SHORT PROBLEM >> Set out each line from the following listing that includes the word "icon".

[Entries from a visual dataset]

---*---

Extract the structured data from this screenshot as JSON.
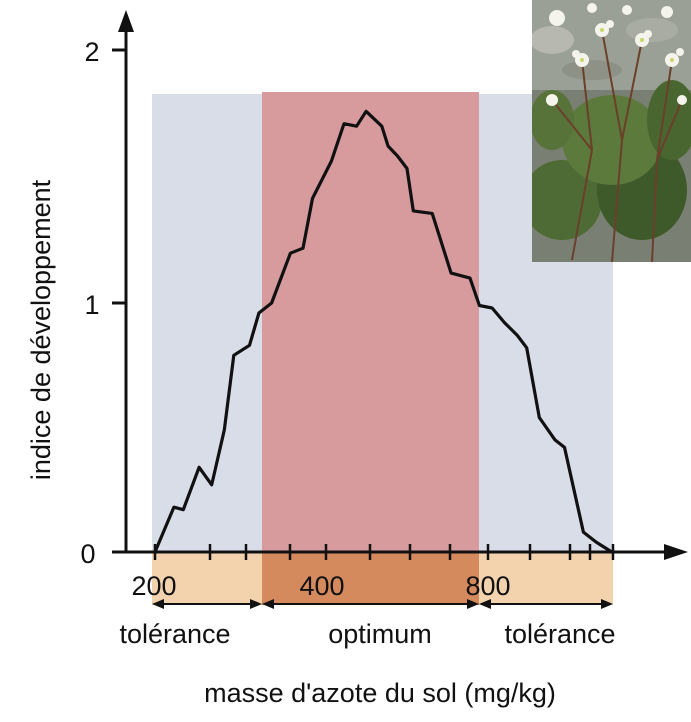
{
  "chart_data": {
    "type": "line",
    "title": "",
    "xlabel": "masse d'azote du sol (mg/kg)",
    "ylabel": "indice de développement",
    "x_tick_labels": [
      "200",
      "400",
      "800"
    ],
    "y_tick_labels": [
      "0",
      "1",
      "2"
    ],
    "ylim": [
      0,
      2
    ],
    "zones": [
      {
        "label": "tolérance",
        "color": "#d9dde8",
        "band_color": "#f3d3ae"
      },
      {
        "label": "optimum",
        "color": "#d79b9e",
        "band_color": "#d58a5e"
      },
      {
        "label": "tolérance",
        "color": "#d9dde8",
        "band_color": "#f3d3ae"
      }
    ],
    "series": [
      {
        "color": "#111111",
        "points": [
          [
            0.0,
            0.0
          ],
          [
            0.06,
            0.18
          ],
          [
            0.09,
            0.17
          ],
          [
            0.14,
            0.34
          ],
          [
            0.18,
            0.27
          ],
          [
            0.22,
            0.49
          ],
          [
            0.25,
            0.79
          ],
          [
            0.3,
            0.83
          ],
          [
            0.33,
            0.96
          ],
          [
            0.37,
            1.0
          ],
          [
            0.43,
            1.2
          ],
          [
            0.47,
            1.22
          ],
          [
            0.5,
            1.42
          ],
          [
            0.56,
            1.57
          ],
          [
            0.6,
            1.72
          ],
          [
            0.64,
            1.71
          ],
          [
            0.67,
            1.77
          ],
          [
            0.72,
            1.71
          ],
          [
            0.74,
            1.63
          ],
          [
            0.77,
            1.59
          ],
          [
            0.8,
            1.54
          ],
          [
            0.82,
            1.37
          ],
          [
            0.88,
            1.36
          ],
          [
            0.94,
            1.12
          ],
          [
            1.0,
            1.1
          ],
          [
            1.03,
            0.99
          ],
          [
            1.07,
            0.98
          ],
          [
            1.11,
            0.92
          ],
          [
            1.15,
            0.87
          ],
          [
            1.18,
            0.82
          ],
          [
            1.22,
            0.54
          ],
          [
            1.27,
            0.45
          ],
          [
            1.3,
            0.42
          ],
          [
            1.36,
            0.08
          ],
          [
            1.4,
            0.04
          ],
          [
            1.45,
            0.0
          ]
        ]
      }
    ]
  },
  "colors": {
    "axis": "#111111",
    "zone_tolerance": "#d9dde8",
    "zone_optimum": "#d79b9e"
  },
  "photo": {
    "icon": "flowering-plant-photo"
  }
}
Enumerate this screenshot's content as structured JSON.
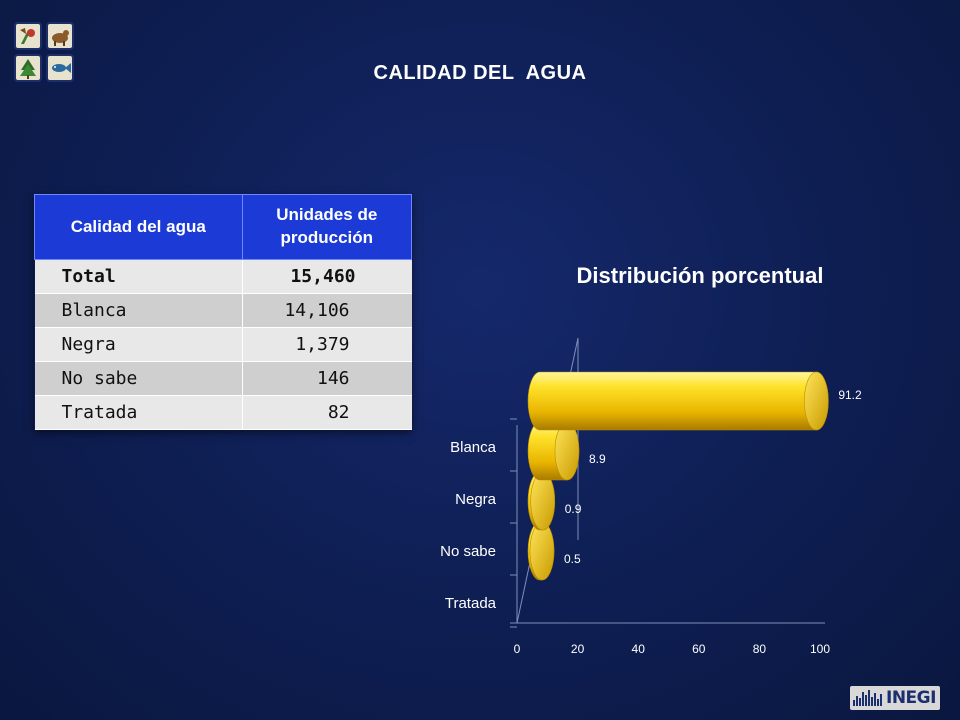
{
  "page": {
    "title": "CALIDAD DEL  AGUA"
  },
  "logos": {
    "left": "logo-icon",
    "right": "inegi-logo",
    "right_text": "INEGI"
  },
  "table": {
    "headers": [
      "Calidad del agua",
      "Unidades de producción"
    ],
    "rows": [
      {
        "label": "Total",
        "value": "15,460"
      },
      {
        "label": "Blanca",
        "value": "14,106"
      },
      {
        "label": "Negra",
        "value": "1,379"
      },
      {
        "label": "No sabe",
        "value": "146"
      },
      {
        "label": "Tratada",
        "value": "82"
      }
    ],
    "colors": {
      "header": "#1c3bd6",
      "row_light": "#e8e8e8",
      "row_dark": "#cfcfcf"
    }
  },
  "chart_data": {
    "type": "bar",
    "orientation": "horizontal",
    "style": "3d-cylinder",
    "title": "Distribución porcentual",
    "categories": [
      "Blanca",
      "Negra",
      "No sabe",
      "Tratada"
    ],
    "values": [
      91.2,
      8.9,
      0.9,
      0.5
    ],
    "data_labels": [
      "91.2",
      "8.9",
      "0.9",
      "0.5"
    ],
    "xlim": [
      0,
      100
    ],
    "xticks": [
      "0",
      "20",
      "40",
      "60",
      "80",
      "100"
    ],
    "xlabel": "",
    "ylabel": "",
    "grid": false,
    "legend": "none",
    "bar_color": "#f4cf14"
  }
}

---*---

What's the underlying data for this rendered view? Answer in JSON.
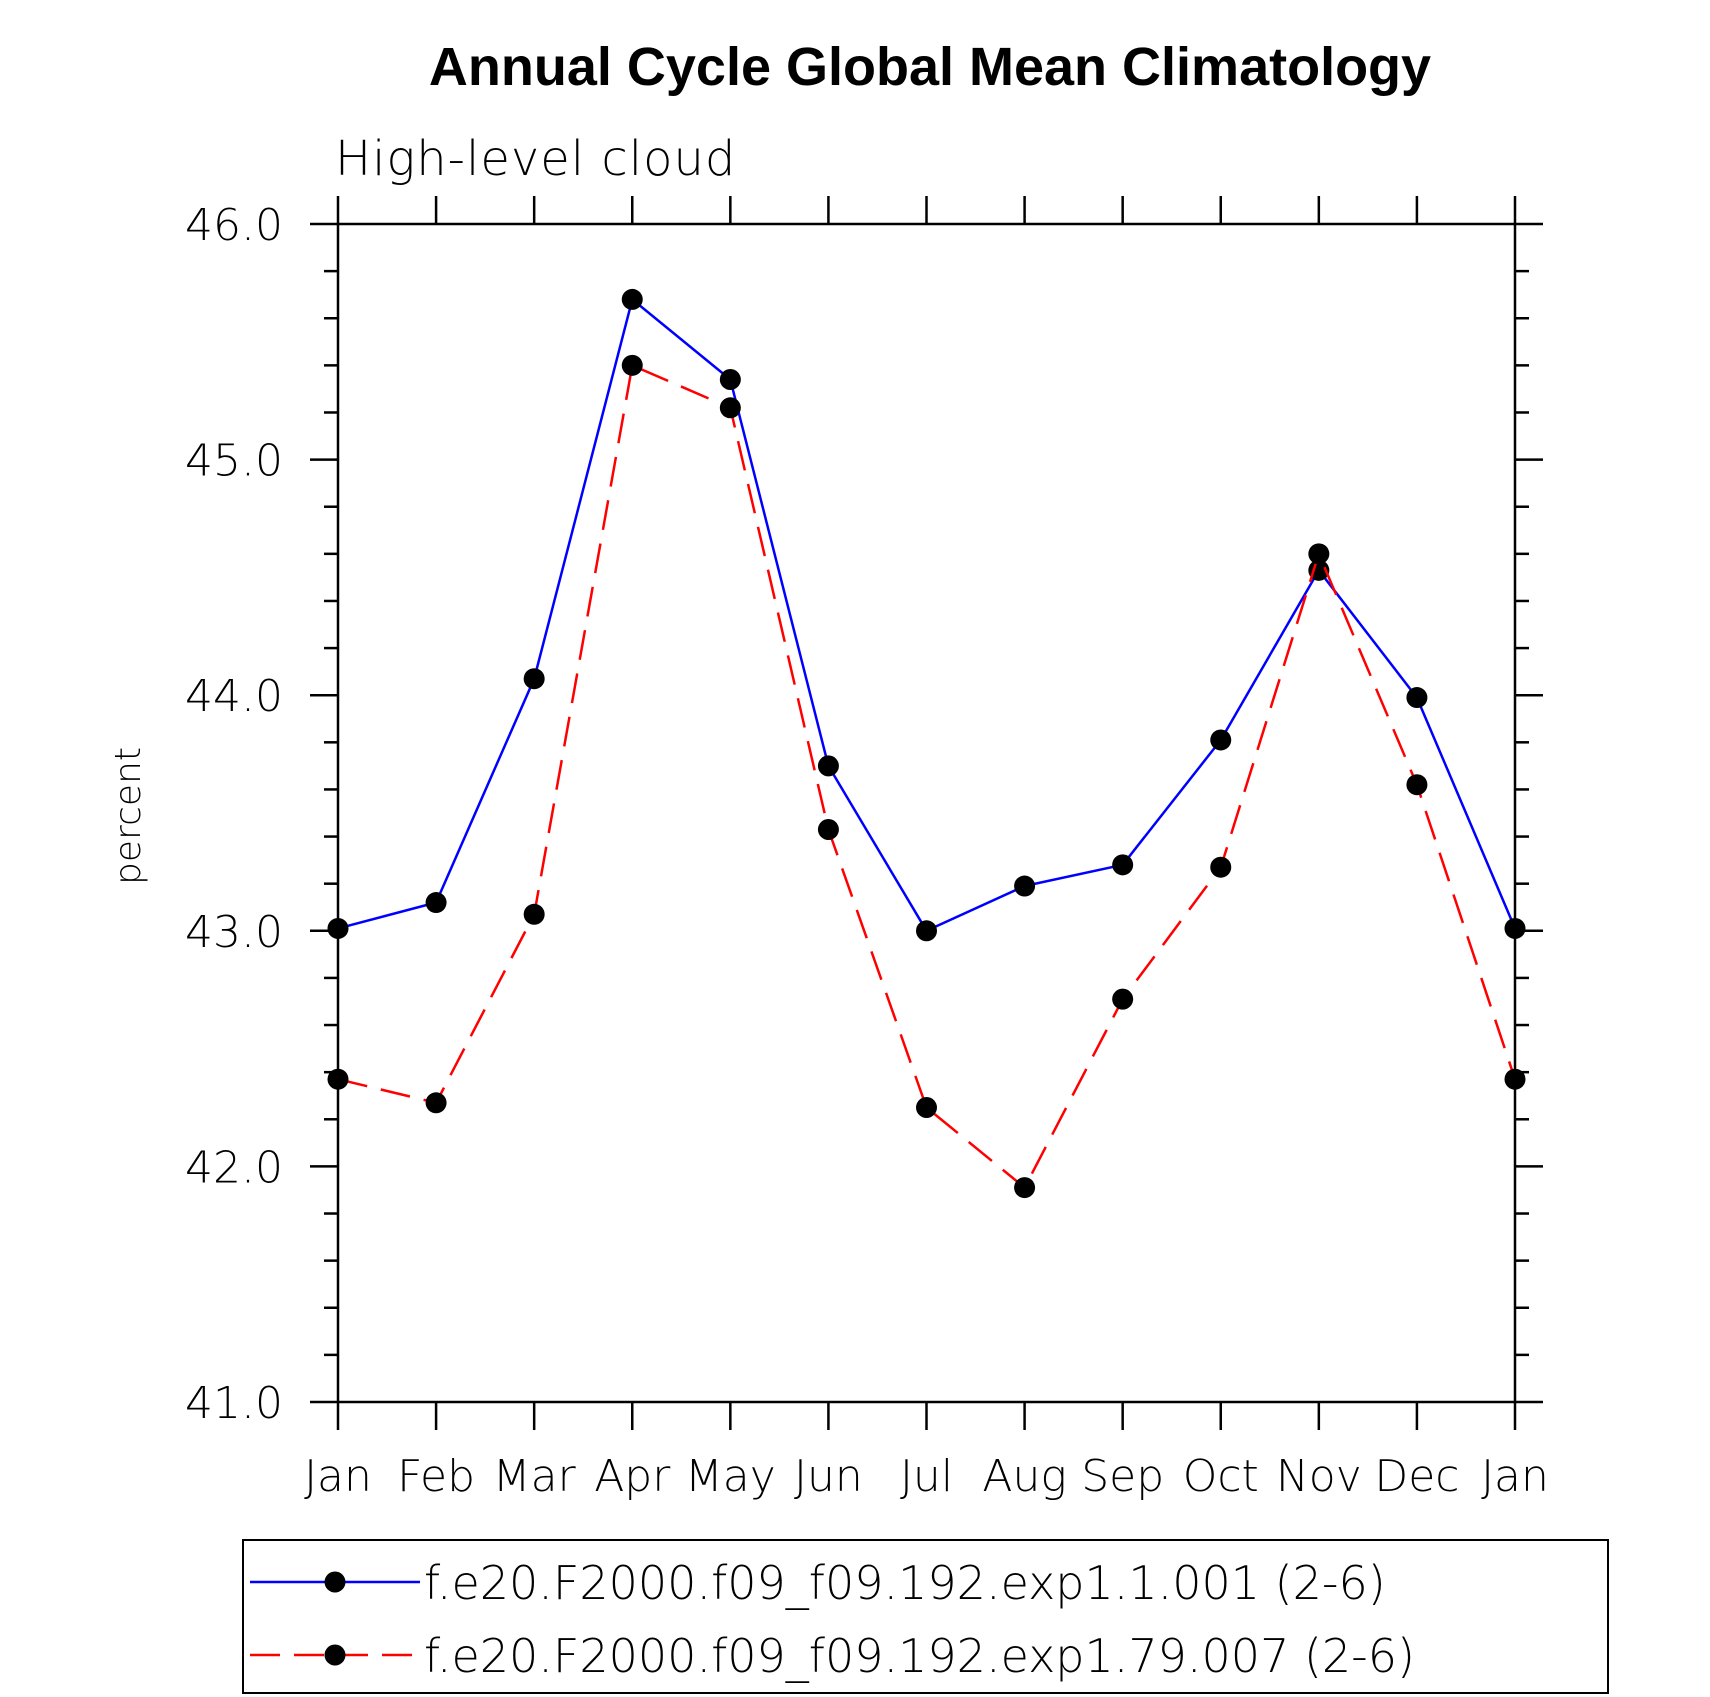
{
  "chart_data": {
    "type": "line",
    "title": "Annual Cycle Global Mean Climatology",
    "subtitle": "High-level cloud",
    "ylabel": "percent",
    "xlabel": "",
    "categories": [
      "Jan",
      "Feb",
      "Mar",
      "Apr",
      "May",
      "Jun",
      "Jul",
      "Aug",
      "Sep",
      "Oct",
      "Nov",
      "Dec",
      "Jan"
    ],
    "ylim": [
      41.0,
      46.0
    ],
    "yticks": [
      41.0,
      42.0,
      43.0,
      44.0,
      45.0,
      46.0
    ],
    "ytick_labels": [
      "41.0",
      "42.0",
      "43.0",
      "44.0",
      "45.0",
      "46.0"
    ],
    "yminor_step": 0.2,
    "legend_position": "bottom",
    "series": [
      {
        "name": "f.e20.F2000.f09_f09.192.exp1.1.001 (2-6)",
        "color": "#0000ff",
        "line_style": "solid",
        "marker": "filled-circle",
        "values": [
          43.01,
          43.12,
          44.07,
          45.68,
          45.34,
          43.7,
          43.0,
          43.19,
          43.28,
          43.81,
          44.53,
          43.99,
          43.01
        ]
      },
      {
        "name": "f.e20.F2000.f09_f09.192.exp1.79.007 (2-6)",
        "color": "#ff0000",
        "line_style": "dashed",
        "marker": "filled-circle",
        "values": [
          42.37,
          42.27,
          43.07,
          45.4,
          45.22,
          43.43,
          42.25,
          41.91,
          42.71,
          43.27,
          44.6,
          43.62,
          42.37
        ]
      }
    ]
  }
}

---*---

ANSWER TO THE TASK >>
    "icon": "flowering-plant-photo"
    "left": "logo-icon",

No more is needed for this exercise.